* [Description of the task]: A verbatim transcription of every record below is required.

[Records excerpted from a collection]
=== Begin Enclosure ===

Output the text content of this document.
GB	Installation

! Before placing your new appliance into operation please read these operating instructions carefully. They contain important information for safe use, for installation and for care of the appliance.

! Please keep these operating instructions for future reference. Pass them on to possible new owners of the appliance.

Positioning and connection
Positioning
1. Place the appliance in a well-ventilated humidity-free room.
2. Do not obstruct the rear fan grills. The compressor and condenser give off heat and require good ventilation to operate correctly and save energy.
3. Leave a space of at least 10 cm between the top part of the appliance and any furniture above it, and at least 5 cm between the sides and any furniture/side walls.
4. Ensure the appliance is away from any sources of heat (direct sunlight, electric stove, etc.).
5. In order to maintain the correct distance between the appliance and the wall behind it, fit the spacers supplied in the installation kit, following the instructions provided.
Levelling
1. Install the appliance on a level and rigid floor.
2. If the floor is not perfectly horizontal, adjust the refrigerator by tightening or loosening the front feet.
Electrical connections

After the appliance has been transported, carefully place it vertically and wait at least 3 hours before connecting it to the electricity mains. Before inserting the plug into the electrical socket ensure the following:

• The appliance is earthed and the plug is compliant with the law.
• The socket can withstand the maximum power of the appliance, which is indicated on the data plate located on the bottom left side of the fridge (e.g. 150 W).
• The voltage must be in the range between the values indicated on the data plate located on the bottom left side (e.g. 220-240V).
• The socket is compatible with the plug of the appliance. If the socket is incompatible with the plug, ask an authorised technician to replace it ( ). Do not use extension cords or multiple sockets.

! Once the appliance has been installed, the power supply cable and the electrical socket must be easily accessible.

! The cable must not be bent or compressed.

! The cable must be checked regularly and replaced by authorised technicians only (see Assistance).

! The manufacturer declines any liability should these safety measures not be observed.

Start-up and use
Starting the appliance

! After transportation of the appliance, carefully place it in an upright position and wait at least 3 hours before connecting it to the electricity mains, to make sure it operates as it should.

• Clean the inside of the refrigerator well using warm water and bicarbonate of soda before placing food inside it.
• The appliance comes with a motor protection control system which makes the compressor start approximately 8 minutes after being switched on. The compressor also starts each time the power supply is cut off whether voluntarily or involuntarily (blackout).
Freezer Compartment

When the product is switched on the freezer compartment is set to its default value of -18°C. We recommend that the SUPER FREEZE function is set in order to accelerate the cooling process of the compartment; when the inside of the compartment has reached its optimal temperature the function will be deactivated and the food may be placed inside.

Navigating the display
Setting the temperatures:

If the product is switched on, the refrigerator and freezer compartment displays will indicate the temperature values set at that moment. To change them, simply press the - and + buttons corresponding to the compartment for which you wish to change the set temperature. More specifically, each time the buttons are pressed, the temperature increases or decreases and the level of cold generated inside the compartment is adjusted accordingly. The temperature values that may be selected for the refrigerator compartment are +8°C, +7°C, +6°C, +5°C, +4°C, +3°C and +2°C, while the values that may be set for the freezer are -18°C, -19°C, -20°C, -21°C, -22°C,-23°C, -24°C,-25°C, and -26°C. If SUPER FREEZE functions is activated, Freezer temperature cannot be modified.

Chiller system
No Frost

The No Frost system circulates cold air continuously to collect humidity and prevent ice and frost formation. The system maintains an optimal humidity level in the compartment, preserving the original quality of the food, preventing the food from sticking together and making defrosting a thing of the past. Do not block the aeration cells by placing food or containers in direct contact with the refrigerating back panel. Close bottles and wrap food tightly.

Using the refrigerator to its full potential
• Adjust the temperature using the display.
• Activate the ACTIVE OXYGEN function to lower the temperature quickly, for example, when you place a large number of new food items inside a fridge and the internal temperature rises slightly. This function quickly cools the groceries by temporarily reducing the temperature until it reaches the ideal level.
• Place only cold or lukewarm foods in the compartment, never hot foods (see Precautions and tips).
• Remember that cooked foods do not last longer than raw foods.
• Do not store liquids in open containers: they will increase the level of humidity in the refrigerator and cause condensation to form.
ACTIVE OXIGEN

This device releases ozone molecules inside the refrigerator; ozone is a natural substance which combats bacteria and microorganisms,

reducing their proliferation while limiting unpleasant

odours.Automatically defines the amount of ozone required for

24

=== End Enclosure ===

* [Task result]:
Output the text content of this document.
GB	Installation

! Before placing your new appliance into operation please read these operating instructions carefully. They contain important information for safe use, for installation and for care of the appliance.

! Please keep these operating instructions for future reference. Pass them on to possible new owners of the appliance.

Positioning and connection
Positioning
1. Place the appliance in a well-ventilated humidity-free room.
2. Do not obstruct the rear fan grills. The compressor and condenser give off heat and require good ventilation to operate correctly and save energy.
3. Leave a space of at least 10 cm between the top part of the appliance and any furniture above it, and at least 5 cm between the sides and any furniture/side walls.
4. Ensure the appliance is away from any sources of heat (direct sunlight, electric stove, etc.).
5. In order to maintain the correct distance between the appliance and the wall behind it, fit the spacers supplied in the installation kit, following the instructions provided.
Levelling
1. Install the appliance on a level and rigid floor.
2. If the floor is not perfectly horizontal, adjust the refrigerator by tightening or loosening the front feet.
Electrical connections

After the appliance has been transported, carefully place it vertically and wait at least 3 hours before connecting it to the electricity mains. Before inserting the plug into the electrical socket ensure the following:

• The appliance is earthed and the plug is compliant with the law.
• The socket can withstand the maximum power of the appliance, which is indicated on the data plate located on the bottom left side of the fridge (e.g. 150 W).
• The voltage must be in the range between the values indicated on the data plate located on the bottom left side (e.g. 220-240V).
• The socket is compatible with the plug of the appliance. If the socket is incompatible with the plug, ask an authorised technician to replace it ( ). Do not use extension cords or multiple sockets.

! Once the appliance has been installed, the power supply cable and the electrical socket must be easily accessible.

! The cable must not be bent or compressed.

! The cable must be checked regularly and replaced by authorised technicians only (see Assistance).

! The manufacturer declines any liability should these safety measures not be observed.

Start-up and use
Starting the appliance

! After transportation of the appliance, carefully place it in an upright position and wait at least 3 hours before connecting it to the electricity mains, to make sure it operates as it should.

• Clean the inside of the refrigerator well using warm water and bicarbonate of soda before placing food inside it.
• The appliance comes with a motor protection control system which makes the compressor start approximately 8 minutes after being switched on. The compressor also starts each time the power supply is cut off whether voluntarily or involuntarily (blackout).
Freezer Compartment

When the product is switched on the freezer compartment is set to its default value of -18°C. We recommend that the SUPER FREEZE function is set in order to accelerate the cooling process of the compartment; when the inside of the compartment has reached its optimal temperature the function will be deactivated and the food may be placed inside.

Navigating the display
Setting the temperatures:

If the product is switched on, the refrigerator and freezer compartment displays will indicate the temperature values set at that moment. To change them, simply press the - and + buttons corresponding to the compartment for which you wish to change the set temperature. More specifically, each time the buttons are pressed, the temperature increases or decreases and the level of cold generated inside the compartment is adjusted accordingly. The temperature values that may be selected for the refrigerator compartment are +8°C, +7°C, +6°C, +5°C, +4°C, +3°C and +2°C, while the values that may be set for the freezer are -18°C, -19°C, -20°C, -21°C, -22°C,-23°C, -24°C,-25°C, and -26°C. If SUPER FREEZE functions is activated, Freezer temperature cannot be modified.

Chiller system
No Frost

The No Frost system circulates cold air continuously to collect humidity and prevent ice and frost formation. The system maintains an optimal humidity level in the compartment, preserving the original quality of the food, preventing the food from sticking together and making defrosting a thing of the past. Do not block the aeration cells by placing food or containers in direct contact with the refrigerating back panel. Close bottles and wrap food tightly.

Using the refrigerator to its full potential
• Adjust the temperature using the display.
• Activate the ACTIVE OXYGEN function to lower the temperature quickly, for example, when you place a large number of new food items inside a fridge and the internal temperature rises slightly. This function quickly cools the groceries by temporarily reducing the temperature until it reaches the ideal level.
• Place only cold or lukewarm foods in the compartment, never hot foods (see Precautions and tips).
• Remember that cooked foods do not last longer than raw foods.
• Do not store liquids in open containers: they will increase the level of humidity in the refrigerator and cause condensation to form.
ACTIVE OXIGEN

This device releases ozone molecules inside the refrigerator; ozone is a natural substance which combats bacteria and microorganisms,

reducing their proliferation while limiting unpleasant

odours.Automatically defines the amount of ozone required for

24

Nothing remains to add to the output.